--- The exercise ---
Provide only the number of lines in the records below that include "ذوبانية".

** start of Records to process **

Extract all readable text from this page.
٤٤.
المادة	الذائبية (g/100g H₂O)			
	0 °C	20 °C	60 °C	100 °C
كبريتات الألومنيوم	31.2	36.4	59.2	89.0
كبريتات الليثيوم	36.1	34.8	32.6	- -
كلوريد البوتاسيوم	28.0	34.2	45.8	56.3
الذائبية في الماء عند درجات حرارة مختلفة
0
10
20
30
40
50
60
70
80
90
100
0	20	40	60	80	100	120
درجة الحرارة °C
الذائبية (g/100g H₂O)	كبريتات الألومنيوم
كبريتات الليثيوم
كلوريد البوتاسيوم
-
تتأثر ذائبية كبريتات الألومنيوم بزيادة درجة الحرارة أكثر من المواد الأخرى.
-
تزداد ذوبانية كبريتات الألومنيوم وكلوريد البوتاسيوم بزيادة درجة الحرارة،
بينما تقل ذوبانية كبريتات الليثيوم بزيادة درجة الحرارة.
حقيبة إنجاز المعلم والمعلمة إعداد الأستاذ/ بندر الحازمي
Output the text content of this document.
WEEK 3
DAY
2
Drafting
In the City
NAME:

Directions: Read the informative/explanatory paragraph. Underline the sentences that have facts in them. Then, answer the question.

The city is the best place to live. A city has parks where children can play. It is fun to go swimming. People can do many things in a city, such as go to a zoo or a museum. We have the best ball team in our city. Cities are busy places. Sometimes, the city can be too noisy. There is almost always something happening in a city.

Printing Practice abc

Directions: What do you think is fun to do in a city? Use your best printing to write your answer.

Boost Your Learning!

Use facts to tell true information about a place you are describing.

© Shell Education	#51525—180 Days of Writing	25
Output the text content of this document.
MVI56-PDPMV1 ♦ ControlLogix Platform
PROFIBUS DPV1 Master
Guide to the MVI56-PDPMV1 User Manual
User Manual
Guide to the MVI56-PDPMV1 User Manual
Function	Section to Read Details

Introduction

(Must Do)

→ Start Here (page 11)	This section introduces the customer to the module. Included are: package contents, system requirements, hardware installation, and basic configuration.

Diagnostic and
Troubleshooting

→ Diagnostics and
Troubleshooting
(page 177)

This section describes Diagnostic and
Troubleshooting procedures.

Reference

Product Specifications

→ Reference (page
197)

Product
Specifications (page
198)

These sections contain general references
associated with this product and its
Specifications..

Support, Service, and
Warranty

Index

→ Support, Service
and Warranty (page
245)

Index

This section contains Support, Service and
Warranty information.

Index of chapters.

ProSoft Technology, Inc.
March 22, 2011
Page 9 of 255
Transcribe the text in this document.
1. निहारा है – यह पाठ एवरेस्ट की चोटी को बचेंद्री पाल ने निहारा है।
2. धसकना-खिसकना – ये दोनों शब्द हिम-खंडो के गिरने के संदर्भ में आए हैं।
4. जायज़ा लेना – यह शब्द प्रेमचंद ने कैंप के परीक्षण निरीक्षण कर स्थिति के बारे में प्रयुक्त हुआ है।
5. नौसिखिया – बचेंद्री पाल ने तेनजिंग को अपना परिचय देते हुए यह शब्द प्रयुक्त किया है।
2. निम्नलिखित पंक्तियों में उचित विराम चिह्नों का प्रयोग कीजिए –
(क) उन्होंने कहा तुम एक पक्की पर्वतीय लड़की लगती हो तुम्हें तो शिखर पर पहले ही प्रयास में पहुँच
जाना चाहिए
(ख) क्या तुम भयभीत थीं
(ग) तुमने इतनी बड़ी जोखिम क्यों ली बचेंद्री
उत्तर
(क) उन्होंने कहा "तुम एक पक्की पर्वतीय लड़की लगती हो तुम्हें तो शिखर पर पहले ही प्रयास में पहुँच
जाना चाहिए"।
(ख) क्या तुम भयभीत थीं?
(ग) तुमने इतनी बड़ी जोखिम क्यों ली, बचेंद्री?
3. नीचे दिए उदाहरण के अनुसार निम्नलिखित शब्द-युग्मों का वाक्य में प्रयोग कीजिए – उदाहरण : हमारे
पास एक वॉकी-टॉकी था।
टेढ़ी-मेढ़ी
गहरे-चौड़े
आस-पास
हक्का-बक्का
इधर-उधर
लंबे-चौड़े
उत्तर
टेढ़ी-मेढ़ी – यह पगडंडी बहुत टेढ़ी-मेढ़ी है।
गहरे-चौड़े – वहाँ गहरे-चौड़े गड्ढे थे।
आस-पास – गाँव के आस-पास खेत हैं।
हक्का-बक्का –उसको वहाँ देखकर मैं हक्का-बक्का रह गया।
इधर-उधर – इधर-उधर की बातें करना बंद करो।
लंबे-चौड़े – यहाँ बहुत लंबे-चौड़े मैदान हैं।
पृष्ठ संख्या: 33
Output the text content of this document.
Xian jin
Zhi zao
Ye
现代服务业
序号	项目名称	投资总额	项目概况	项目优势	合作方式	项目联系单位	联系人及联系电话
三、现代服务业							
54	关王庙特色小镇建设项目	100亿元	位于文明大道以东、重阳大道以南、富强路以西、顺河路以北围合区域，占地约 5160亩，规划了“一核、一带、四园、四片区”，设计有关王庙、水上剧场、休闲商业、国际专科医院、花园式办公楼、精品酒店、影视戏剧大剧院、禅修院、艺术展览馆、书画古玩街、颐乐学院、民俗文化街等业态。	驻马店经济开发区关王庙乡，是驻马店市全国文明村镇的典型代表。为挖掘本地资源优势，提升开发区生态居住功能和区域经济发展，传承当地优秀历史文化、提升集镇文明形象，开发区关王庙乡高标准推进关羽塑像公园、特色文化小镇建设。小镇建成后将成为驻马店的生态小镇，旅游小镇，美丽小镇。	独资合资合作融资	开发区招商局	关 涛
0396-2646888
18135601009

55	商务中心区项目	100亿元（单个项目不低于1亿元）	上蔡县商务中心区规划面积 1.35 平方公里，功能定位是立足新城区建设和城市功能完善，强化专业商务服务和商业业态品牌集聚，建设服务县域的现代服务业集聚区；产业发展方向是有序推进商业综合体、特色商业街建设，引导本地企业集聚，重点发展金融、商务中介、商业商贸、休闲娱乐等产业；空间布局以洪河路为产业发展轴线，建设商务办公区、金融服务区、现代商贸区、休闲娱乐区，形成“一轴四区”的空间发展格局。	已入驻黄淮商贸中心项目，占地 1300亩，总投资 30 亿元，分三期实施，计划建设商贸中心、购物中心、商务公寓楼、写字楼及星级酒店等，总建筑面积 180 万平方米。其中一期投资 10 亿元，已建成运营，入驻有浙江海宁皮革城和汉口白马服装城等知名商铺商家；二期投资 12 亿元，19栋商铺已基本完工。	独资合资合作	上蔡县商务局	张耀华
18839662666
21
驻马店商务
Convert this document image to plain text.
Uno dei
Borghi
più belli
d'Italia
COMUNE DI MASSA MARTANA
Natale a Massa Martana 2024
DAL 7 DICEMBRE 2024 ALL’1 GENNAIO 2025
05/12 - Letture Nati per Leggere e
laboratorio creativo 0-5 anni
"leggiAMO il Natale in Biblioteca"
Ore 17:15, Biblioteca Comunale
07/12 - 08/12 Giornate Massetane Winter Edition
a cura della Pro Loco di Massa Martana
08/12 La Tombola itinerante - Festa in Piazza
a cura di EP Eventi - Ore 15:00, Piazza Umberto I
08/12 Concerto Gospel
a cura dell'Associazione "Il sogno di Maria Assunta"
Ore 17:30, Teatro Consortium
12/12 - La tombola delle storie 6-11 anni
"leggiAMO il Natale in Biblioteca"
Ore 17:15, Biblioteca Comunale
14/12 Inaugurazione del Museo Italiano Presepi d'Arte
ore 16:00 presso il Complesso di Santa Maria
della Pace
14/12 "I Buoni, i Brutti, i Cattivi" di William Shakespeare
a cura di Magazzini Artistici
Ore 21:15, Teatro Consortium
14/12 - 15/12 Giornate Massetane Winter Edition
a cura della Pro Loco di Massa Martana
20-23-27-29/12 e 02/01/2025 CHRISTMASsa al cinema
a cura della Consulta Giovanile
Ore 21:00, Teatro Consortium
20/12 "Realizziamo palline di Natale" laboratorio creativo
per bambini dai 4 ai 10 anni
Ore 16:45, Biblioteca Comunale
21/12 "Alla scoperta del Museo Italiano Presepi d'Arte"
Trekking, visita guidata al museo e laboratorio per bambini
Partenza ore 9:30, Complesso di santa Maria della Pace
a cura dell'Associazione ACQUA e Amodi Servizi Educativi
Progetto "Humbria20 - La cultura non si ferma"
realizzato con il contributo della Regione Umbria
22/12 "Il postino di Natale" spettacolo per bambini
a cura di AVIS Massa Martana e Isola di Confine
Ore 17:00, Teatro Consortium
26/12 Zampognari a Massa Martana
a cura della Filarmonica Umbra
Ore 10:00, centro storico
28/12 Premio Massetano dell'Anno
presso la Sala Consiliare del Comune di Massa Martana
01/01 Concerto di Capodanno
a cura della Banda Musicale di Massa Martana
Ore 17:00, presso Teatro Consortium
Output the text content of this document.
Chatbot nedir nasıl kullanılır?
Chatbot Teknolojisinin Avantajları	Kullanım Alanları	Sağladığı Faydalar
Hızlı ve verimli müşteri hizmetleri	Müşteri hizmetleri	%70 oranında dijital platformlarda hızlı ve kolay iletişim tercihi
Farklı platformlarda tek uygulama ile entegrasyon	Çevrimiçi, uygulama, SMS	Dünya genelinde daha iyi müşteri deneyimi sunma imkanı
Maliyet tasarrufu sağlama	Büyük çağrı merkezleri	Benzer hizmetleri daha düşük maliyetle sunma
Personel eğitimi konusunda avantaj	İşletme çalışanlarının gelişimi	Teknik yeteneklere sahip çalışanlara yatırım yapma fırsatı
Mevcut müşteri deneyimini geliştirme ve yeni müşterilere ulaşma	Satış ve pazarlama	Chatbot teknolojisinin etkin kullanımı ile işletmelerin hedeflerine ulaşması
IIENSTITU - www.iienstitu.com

** end of Records to process **

--- Full response ---
2